**DIRECTIONS FOR THIS TASK:** Return all lines below containing the word "name".

____ SUPPLIED INFORMATION

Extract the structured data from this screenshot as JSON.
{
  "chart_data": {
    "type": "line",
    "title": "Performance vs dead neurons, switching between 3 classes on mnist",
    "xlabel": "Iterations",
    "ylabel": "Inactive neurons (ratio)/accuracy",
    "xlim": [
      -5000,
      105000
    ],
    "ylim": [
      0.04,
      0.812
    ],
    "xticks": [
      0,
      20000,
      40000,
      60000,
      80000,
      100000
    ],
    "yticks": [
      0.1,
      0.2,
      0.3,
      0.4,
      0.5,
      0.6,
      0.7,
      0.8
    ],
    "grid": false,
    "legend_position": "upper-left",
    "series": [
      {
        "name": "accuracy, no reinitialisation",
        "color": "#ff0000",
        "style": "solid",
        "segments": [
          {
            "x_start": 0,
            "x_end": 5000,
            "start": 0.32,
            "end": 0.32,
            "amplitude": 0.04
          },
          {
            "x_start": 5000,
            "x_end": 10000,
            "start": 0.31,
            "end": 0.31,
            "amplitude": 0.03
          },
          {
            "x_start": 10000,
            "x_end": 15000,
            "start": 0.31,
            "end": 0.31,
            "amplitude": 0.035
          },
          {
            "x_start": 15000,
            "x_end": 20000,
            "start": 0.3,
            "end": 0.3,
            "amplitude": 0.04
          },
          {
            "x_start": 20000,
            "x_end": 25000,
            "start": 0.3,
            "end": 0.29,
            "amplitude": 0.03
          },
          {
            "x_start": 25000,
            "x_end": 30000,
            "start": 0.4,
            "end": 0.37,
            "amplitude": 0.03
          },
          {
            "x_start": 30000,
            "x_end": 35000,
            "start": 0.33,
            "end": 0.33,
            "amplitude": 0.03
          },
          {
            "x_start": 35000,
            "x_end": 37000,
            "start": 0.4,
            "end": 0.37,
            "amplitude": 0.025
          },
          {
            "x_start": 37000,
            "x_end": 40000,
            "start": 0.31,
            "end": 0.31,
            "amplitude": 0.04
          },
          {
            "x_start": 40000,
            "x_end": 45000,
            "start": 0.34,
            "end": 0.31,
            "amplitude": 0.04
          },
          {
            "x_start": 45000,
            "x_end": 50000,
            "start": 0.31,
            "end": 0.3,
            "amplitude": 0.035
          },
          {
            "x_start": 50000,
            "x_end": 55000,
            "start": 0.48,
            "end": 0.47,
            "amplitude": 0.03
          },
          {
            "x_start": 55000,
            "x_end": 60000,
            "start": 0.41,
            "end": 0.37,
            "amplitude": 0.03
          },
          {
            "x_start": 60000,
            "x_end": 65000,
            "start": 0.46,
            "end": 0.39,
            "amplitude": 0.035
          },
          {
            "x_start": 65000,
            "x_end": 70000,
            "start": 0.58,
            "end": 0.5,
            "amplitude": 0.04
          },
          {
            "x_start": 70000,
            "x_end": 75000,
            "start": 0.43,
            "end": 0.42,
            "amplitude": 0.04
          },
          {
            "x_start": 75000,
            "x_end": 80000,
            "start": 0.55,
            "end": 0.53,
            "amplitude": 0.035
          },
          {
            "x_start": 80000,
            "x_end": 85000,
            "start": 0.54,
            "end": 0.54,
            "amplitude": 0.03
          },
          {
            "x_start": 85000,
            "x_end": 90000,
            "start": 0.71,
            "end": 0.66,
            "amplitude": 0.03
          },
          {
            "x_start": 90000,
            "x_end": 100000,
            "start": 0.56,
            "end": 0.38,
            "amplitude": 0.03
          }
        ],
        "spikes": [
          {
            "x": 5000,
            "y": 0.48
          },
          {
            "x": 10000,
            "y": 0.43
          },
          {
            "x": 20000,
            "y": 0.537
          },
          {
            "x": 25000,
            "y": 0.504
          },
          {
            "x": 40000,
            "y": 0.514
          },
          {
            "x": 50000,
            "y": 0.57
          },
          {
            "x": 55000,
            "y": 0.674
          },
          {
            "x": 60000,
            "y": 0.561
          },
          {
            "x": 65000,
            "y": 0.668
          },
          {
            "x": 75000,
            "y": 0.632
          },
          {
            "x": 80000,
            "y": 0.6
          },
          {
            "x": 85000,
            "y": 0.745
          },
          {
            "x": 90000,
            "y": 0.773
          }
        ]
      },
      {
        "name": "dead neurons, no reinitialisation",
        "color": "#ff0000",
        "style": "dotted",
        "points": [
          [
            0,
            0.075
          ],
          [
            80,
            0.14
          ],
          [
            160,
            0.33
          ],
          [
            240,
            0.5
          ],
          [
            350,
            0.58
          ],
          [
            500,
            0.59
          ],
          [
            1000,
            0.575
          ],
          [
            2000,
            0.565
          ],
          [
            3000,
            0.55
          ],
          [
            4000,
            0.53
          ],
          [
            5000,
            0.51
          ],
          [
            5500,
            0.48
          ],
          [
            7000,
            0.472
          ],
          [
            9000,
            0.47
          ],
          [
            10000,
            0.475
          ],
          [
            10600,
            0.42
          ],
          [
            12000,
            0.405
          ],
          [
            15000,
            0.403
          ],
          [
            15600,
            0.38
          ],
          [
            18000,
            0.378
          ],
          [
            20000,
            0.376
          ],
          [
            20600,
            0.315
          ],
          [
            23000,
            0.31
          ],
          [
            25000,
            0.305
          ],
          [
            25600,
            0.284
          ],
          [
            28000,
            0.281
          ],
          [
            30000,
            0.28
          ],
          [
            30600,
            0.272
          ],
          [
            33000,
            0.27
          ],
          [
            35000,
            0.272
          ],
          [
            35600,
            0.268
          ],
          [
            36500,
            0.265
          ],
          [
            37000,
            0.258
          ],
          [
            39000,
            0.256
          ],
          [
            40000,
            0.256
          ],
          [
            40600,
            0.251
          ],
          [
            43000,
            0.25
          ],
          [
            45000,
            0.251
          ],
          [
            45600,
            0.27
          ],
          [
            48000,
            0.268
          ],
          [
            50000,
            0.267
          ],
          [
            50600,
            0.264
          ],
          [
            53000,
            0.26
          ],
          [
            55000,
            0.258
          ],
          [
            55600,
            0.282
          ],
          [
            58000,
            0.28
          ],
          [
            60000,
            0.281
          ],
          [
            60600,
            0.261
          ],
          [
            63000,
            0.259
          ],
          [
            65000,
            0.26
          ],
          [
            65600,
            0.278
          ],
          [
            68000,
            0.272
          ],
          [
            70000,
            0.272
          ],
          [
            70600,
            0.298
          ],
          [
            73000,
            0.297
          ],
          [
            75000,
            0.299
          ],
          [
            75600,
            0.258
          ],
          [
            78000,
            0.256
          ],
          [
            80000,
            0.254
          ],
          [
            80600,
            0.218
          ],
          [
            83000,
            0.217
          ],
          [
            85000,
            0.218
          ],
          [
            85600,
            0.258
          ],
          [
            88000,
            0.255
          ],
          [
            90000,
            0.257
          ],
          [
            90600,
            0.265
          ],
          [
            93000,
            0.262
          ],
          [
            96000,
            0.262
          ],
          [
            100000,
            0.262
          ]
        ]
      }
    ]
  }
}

________

**TASK ANSWER:**
        "name": "accuracy, no reinitialisation",
        "name": "dead neurons, no reinitialisation",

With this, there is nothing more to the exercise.